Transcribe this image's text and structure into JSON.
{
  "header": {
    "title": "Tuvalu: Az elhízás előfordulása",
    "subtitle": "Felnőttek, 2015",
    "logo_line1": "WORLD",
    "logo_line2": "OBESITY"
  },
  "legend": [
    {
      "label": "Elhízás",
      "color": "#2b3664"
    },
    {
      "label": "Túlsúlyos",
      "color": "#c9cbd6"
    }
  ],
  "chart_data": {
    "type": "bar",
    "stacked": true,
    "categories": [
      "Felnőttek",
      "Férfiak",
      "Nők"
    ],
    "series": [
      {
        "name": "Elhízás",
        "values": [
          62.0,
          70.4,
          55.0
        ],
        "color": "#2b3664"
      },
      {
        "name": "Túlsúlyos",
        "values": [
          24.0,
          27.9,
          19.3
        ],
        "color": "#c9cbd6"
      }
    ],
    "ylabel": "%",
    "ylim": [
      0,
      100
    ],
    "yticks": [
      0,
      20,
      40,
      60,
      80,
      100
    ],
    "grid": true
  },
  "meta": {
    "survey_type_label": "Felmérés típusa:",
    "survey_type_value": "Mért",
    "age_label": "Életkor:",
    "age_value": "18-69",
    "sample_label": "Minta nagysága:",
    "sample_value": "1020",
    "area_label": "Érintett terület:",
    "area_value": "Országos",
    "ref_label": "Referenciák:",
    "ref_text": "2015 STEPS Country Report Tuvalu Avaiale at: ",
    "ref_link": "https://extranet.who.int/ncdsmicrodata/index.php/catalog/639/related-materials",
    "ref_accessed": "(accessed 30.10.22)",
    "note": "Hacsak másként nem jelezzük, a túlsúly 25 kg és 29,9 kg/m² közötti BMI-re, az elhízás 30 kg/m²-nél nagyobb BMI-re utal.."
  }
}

::::::::

__Your instructions__
Send back every record, precisely as written.

__Answer to this problem__
Transcribe this image's text and structure into JSON.
{
  "header": {
    "title": "Tuvalu: Az elhízás előfordulása",
    "subtitle": "Felnőttek, 2015",
    "logo_line1": "WORLD",
    "logo_line2": "OBESITY"
  },
  "legend": [
    {
      "label": "Elhízás",
      "color": "#2b3664"
    },
    {
      "label": "Túlsúlyos",
      "color": "#c9cbd6"
    }
  ],
  "chart_data": {
    "type": "bar",
    "stacked": true,
    "categories": [
      "Felnőttek",
      "Férfiak",
      "Nők"
    ],
    "series": [
      {
        "name": "Elhízás",
        "values": [
          62.0,
          70.4,
          55.0
        ],
        "color": "#2b3664"
      },
      {
        "name": "Túlsúlyos",
        "values": [
          24.0,
          27.9,
          19.3
        ],
        "color": "#c9cbd6"
      }
    ],
    "ylabel": "%",
    "ylim": [
      0,
      100
    ],
    "yticks": [
      0,
      20,
      40,
      60,
      80,
      100
    ],
    "grid": true
  },
  "meta": {
    "survey_type_label": "Felmérés típusa:",
    "survey_type_value": "Mért",
    "age_label": "Életkor:",
    "age_value": "18-69",
    "sample_label": "Minta nagysága:",
    "sample_value": "1020",
    "area_label": "Érintett terület:",
    "area_value": "Országos",
    "ref_label": "Referenciák:",
    "ref_text": "2015 STEPS Country Report Tuvalu Avaiale at: ",
    "ref_link": "https://extranet.who.int/ncdsmicrodata/index.php/catalog/639/related-materials",
    "ref_accessed": "(accessed 30.10.22)",
    "note": "Hacsak másként nem jelezzük, a túlsúly 25 kg és 29,9 kg/m² közötti BMI-re, az elhízás 30 kg/m²-nél nagyobb BMI-re utal.."
  }
}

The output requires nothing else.